(Raw records)

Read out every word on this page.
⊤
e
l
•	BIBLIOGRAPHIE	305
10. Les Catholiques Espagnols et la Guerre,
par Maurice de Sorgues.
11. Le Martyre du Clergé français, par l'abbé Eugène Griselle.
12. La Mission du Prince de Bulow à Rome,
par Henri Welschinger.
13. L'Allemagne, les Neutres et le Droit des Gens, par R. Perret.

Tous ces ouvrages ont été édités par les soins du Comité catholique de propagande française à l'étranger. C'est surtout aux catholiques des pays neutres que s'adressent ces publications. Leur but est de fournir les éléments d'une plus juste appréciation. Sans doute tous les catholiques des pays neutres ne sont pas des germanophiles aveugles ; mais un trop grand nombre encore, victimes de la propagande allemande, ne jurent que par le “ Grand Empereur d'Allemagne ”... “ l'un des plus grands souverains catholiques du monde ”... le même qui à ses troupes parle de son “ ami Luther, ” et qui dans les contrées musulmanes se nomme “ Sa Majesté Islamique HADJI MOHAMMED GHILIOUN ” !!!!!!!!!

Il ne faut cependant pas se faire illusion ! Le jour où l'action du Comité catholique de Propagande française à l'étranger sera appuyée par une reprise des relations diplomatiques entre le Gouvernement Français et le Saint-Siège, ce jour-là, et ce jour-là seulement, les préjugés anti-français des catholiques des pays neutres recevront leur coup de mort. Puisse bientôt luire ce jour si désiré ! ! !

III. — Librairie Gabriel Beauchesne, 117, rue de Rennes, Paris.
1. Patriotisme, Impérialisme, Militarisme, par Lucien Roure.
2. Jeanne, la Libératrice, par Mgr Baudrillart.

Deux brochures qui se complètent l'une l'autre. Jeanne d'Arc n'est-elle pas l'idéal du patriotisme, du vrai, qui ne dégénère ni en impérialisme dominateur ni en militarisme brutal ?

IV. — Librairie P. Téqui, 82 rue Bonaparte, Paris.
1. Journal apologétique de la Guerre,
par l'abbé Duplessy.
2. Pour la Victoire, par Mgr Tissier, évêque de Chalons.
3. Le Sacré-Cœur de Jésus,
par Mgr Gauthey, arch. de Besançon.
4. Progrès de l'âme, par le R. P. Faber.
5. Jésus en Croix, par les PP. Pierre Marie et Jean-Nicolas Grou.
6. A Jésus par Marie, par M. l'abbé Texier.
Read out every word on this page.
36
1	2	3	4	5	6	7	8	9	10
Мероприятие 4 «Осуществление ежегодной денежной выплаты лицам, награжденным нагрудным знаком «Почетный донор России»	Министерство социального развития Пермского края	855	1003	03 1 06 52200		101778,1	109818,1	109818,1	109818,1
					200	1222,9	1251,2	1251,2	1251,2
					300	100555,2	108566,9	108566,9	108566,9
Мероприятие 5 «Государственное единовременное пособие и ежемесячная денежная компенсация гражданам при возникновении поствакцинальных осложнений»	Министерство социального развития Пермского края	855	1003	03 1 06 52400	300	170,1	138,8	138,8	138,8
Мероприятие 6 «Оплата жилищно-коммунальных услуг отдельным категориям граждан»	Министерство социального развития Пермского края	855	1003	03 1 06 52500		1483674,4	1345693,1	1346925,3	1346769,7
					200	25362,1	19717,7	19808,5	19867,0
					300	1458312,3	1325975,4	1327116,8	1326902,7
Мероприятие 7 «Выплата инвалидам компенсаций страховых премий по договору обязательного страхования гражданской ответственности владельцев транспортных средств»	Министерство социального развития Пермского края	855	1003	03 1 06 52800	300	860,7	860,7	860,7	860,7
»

# Instructions for the task:
Find and copy every line in the entries above where the string "Librairie" occurs.

# Response below:
III. — Librairie Gabriel Beauchesne, 117, rue de Rennes, Paris.
IV. — Librairie P. Téqui, 82 rue Bonaparte, Paris.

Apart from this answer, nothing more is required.